---------- SUPPLIED RECORDS ----------

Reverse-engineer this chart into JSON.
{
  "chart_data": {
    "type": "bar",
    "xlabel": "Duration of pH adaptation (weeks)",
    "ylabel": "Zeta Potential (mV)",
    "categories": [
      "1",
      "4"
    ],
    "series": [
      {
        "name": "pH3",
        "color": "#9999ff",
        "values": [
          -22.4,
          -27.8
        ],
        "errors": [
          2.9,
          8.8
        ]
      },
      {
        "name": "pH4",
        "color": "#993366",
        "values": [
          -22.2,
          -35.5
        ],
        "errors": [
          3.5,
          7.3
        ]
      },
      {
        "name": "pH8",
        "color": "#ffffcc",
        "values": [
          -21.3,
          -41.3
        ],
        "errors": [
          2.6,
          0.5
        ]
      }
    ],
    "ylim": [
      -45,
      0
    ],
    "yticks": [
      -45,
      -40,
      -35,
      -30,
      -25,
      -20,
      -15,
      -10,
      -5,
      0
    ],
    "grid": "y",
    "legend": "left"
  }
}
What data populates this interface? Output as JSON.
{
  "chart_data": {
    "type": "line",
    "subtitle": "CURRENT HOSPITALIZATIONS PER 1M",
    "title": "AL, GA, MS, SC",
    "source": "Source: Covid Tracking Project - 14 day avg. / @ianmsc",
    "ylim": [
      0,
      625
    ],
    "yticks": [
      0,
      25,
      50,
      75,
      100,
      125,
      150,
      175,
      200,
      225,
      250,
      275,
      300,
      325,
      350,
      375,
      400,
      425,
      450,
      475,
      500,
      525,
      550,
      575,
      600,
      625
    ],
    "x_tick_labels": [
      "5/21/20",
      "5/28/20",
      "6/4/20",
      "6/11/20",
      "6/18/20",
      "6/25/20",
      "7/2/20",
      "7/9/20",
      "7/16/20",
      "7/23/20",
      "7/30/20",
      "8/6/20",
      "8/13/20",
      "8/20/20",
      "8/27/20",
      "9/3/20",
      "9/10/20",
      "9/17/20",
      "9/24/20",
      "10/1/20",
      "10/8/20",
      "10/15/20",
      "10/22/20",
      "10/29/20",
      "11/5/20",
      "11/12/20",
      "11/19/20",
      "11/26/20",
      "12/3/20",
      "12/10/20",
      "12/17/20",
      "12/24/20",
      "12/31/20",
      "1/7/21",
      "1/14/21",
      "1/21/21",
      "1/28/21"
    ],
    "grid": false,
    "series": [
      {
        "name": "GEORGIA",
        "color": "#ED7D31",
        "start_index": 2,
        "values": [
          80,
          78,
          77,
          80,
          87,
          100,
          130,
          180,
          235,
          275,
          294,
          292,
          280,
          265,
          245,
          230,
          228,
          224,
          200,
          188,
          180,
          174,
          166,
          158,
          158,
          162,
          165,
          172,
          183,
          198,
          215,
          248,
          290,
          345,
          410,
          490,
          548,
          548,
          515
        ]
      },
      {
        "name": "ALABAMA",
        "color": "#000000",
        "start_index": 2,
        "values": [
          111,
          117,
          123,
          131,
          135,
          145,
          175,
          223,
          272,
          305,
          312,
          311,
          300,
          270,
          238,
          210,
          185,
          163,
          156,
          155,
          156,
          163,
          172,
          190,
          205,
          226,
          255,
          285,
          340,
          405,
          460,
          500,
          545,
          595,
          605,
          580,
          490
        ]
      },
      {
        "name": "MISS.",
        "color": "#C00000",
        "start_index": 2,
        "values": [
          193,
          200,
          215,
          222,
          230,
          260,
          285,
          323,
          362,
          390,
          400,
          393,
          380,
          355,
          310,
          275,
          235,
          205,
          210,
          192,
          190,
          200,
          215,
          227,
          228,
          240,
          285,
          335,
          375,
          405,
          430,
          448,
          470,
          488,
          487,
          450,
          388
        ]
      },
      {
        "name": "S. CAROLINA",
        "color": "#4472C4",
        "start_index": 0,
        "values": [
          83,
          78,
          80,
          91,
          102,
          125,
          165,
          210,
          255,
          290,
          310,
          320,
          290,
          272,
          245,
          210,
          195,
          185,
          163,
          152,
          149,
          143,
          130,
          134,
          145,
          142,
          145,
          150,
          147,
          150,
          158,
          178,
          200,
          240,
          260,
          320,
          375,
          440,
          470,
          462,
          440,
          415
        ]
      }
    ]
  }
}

----------

■ **INSTRUCTIONS TO FOLLOW**: Find the lines above that include the string "name" and copy them.

■ **TASK ANSWER**:
        "name": "pH3",
        "name": "pH4",
        "name": "pH8",
        "name": "GEORGIA",
        "name": "ALABAMA",
        "name": "MISS.",
        "name": "S. CAROLINA",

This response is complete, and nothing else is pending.